■ Exercise: Your answer should reproduce every line of the material in which the word "expression" occurs.

━━━

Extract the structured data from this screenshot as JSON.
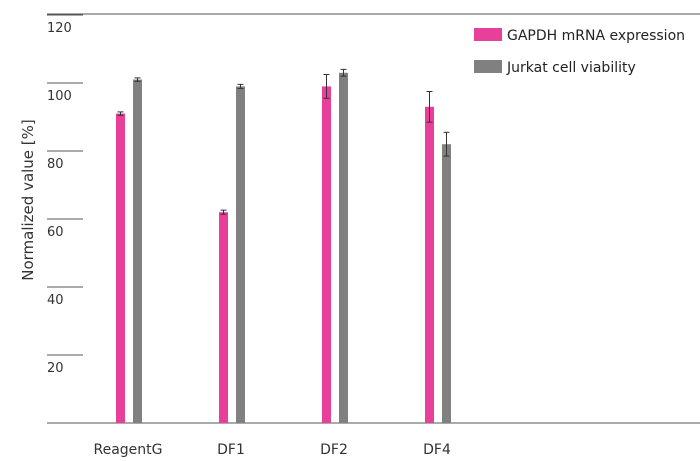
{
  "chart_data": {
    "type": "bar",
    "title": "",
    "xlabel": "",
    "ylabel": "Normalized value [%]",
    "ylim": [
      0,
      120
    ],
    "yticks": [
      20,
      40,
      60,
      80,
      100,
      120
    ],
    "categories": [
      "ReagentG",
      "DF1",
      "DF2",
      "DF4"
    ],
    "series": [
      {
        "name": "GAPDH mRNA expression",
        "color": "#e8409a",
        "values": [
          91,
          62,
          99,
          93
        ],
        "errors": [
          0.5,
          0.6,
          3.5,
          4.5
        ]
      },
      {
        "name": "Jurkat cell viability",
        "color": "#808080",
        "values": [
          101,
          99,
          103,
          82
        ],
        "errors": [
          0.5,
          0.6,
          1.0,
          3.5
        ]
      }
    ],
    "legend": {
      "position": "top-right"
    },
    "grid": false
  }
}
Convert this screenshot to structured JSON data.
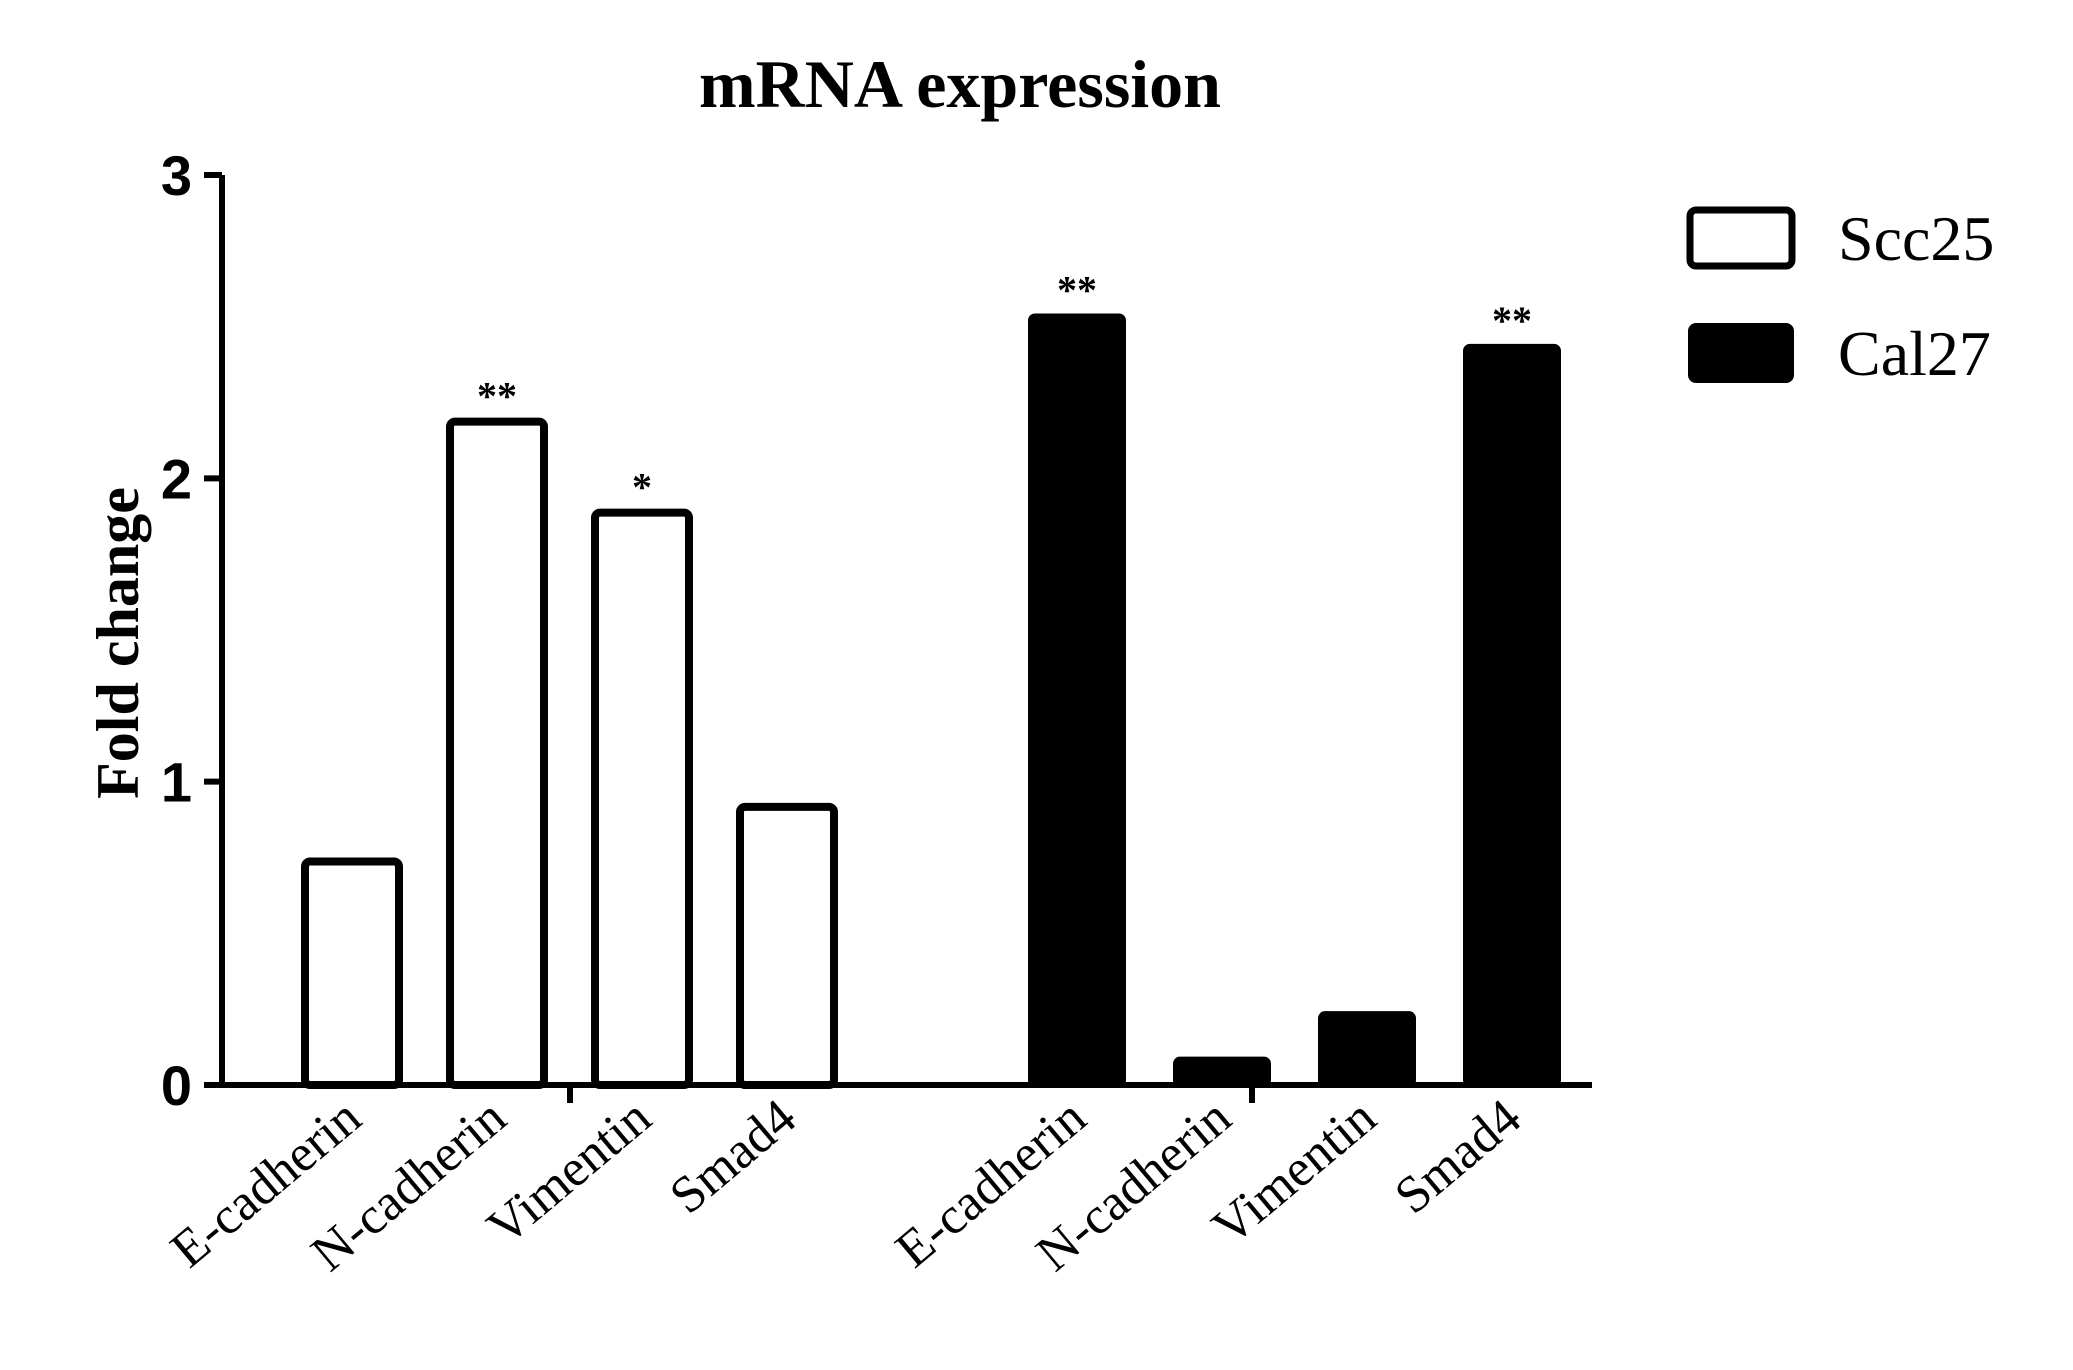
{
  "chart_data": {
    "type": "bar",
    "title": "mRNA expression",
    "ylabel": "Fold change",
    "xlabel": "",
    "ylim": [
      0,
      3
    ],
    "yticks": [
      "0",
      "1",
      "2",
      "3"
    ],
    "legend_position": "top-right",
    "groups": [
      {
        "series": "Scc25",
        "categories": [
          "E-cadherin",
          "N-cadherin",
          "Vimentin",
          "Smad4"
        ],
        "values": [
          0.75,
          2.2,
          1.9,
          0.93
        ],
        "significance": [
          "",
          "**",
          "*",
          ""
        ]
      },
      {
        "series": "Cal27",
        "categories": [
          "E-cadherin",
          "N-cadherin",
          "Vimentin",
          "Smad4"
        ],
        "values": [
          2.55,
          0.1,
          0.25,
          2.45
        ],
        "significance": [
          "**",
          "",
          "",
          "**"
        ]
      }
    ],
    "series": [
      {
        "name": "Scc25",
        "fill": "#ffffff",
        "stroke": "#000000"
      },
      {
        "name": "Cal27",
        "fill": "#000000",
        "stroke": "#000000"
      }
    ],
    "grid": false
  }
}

━━━

■ Output below:
        "name": "GAPDH mRNA expression",
    "title": "mRNA expression",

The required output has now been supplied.